Objective -
Identify the lines that contain the string "document", then copy each of them.
══ Given records
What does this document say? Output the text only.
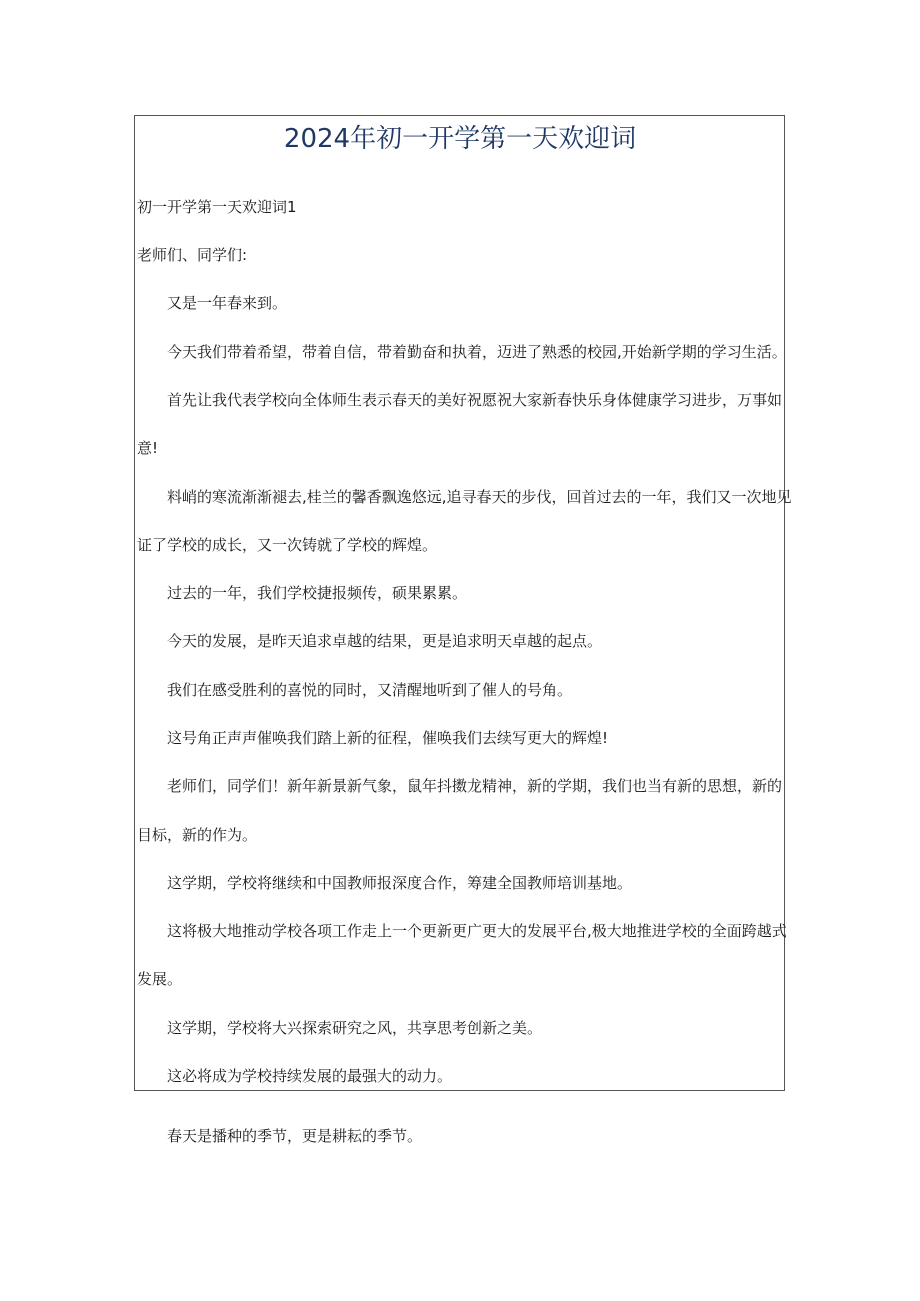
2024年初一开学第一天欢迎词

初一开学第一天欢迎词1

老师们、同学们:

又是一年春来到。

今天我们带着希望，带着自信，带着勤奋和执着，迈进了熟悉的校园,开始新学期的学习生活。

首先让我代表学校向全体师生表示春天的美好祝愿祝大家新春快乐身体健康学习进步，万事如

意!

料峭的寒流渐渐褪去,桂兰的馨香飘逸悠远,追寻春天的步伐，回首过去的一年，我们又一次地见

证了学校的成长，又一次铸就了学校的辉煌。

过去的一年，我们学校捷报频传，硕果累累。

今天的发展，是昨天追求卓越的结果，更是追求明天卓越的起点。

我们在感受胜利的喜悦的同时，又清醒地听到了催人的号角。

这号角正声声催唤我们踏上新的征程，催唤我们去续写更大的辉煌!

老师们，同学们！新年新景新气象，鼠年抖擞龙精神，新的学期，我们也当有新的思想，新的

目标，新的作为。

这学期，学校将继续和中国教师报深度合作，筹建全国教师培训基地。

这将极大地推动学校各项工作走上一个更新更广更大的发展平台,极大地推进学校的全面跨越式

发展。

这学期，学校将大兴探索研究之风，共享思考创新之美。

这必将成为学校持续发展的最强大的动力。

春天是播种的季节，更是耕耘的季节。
════
══ Given records
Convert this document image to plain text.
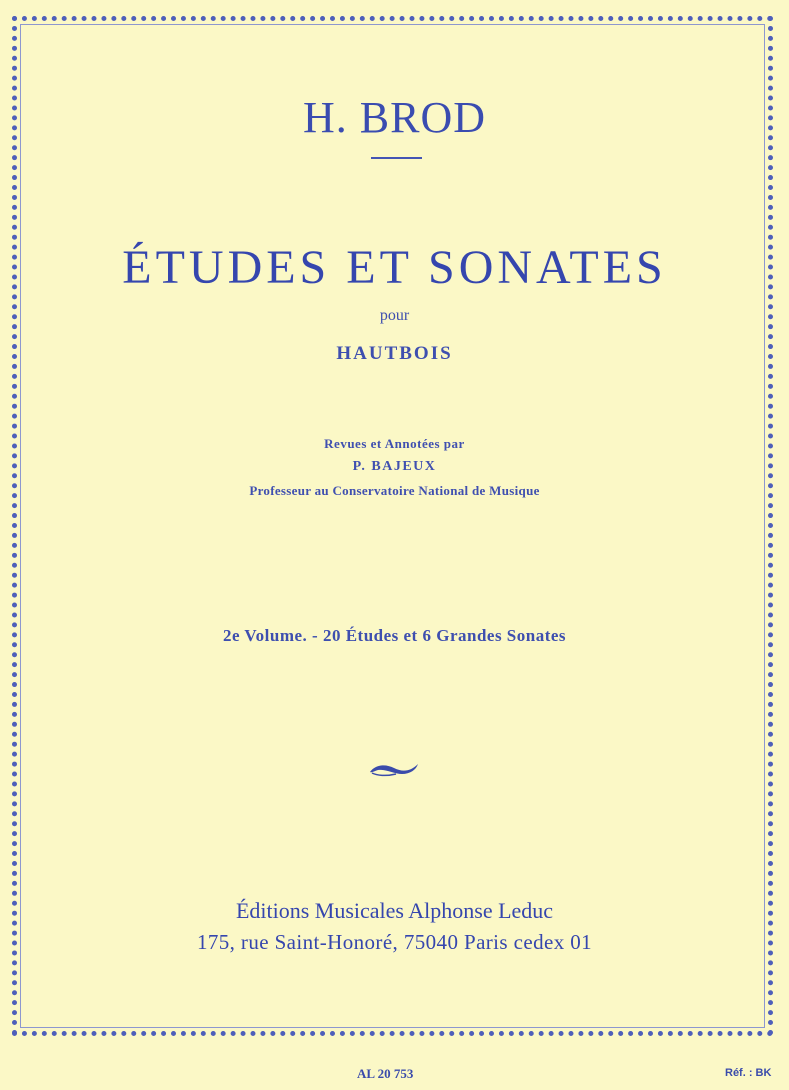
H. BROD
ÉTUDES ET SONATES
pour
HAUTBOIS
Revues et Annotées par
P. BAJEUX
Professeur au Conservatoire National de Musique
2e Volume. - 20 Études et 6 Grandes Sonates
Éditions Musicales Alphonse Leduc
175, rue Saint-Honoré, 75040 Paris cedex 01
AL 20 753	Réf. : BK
════
══ Given records
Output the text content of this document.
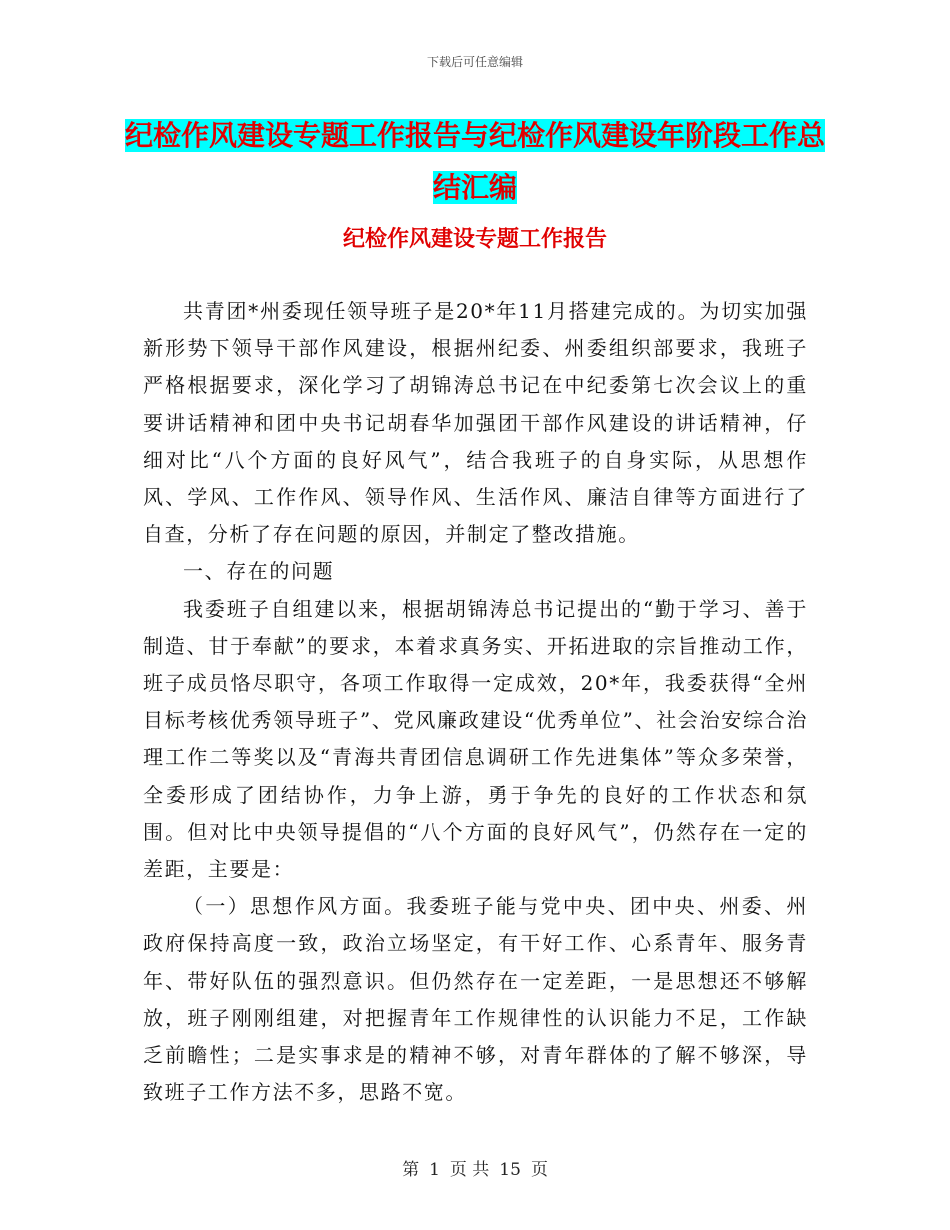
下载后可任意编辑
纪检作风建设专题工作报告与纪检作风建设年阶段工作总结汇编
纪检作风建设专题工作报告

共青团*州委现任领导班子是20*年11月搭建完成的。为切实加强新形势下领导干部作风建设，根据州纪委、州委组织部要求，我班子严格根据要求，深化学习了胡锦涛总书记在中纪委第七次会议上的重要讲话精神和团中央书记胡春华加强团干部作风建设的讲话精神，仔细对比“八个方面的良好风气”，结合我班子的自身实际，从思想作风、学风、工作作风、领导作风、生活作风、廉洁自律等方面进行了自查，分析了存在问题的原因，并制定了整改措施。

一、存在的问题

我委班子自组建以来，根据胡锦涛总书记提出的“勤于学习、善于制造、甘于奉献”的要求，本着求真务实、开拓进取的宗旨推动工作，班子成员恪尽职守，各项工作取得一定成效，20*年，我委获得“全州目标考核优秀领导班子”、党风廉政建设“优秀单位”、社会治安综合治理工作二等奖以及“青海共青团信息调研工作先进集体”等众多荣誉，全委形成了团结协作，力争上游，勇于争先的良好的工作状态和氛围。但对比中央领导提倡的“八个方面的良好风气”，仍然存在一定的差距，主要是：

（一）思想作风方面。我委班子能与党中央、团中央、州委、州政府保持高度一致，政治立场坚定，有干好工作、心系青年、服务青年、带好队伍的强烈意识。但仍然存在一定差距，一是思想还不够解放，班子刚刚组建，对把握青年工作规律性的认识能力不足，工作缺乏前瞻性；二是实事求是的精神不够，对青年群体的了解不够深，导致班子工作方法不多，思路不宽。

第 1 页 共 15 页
════
Solution -
What does this document say? Output the text only.
Convert this document image to plain text.
Output the text content of this document.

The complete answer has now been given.